▸ **EXTRACT PROVIDED**:
Why the Washington Post’s new ‘Democracy Team’ is cause for celebration

When the Washington Post unveiled its new slogan  – “Democracy Dies in Darkness” –  I was furious.

It wasn’t just that the slogan itself was weirdly ominous and self-important.

It wasn’t just that the Post’s PR shop went to great lengths to assure everyone this was not a shot across the bow at Donald Trump – which it most certainly should have been.

It was that nothing else changed.

This was back in early 2017. Our first authoritarian president had already exposed a slew of weaknesses in what we once thought of us our unshakeable American democracy. But the Post mostly covered him like a normal president.

There were some wonderful exceptions – an analysis here, an investigative report there – but day in and day out, the Post (like its competitors) downplayed the profoundly aberrational, deviant nature of the Trump presidency. It allowed Trump to get off too easy for lying all the time. It let Trump set the agenda – even during a disastrous public health emergency. It engaged in mind-boggling false equivalence regarding the two political parties, one of which had become entirely unhinged, in order not to appear to be “taking sides.”

The Post’s real, operative slogan — to this day —  was coined later that year by then-editor Marty Baron, when he famously said “We’re not at war, we’re at work.”

But Trumpism was an assault not just on the press but on truth and democracy. They damned well should have gone to war.

So here we are five years later, I’m terrified for our democracy, and yes, to some extent I blame the media.

As Post opinion columnist Perry Bacon wrote last May, “Perhaps democracy dies faster in darkness. But it could also die slowly in the light, as all of us watched but didn’t do enough to save it.” In December, another Post columnist, Dana Milbank, went so far as to accuse his colleagues of being “accessories to the murder of democracy.”

Good News!

Now comes the news that the Post is setting up a “Democracy Team” within the national staff – a major commitment that includes two new editors and three new reporting positions – specifically to inform readers about the ever-metastasizing threats to democracy from Trump and the Republican Party.

The goal is “to centralize and expand our reporting on the battles over voting rules and access to the polls, the pressures on election systems across the country and efforts to sow doubt about the outcome of the vote,” the Post said in its announcement today.

▸ **DATA LINES**:
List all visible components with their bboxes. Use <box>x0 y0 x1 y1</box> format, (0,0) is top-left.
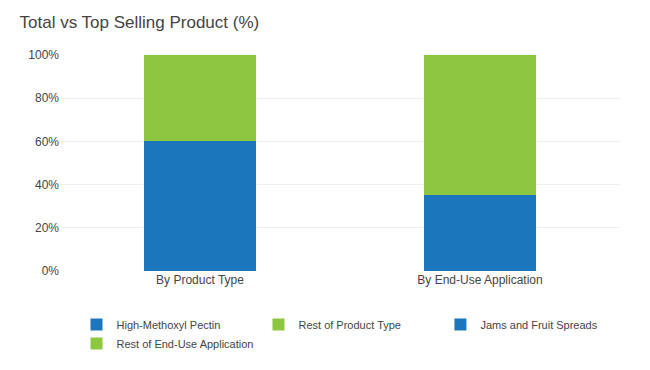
svg-text:Rest of Product Type: Rest of Product Type <box>298 319 401 331</box>
svg-text:By Product Type: By Product Type <box>156 273 244 287</box>
svg-text:Rest of End-Use Application: Rest of End-Use Application <box>117 338 254 350</box>
svg-text:40%: 40% <box>35 178 59 192</box>
svg-text:60%: 60% <box>35 135 59 149</box>
svg-text:100%: 100% <box>28 48 59 62</box>
svg-text:By End-Use Application: By End-Use Application <box>417 273 542 287</box>
svg-text:0%: 0% <box>42 264 60 278</box>
svg-text:Total vs Top Selling Product (: Total vs Top Selling Product (%) <box>20 13 260 32</box>
svg-text:20%: 20% <box>35 221 59 235</box>
svg-text:80%: 80% <box>35 91 59 105</box>
svg-text:High-Methoxyl Pectin: High-Methoxyl Pectin <box>117 319 221 331</box>
svg-text:Jams and Fruit Spreads: Jams and Fruit Spreads <box>480 319 597 331</box>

▸ **GOALS**:
1. After the rows, reproduce the column's passage from "The Post’s real, operative" to "gone to war.", swapping "Trumpism" for "the Trump movement".
2. Do these statements agree with the column? Answer yes or no to each and quote the deciding words. (a) The Post's "Democracy Team" will include three new editors. (b) Dana Milbank is described as a Post columnist. (c) The column says the Post's PR shop presented the new slogan as a shot across the bow at Donald Trump.

▸ **ANSWERS FOR THE TASKS**:
1.
The Post’s real, operative slogan — to this day —  was coined later that year by then-editor Marty Baron, when he famously said “We’re not at war, we’re at work.”

But the Trump movement was an assault not just on the press but on truth and democracy. They damned well should have gone to war.

2.
(a) No: "two new editors and three new reporting positions."
(b) Yes: "another Post columnist, Dana Milbank."
(c) No: "went to great lengths to assure everyone this was not a shot across the bow at Donald Trump."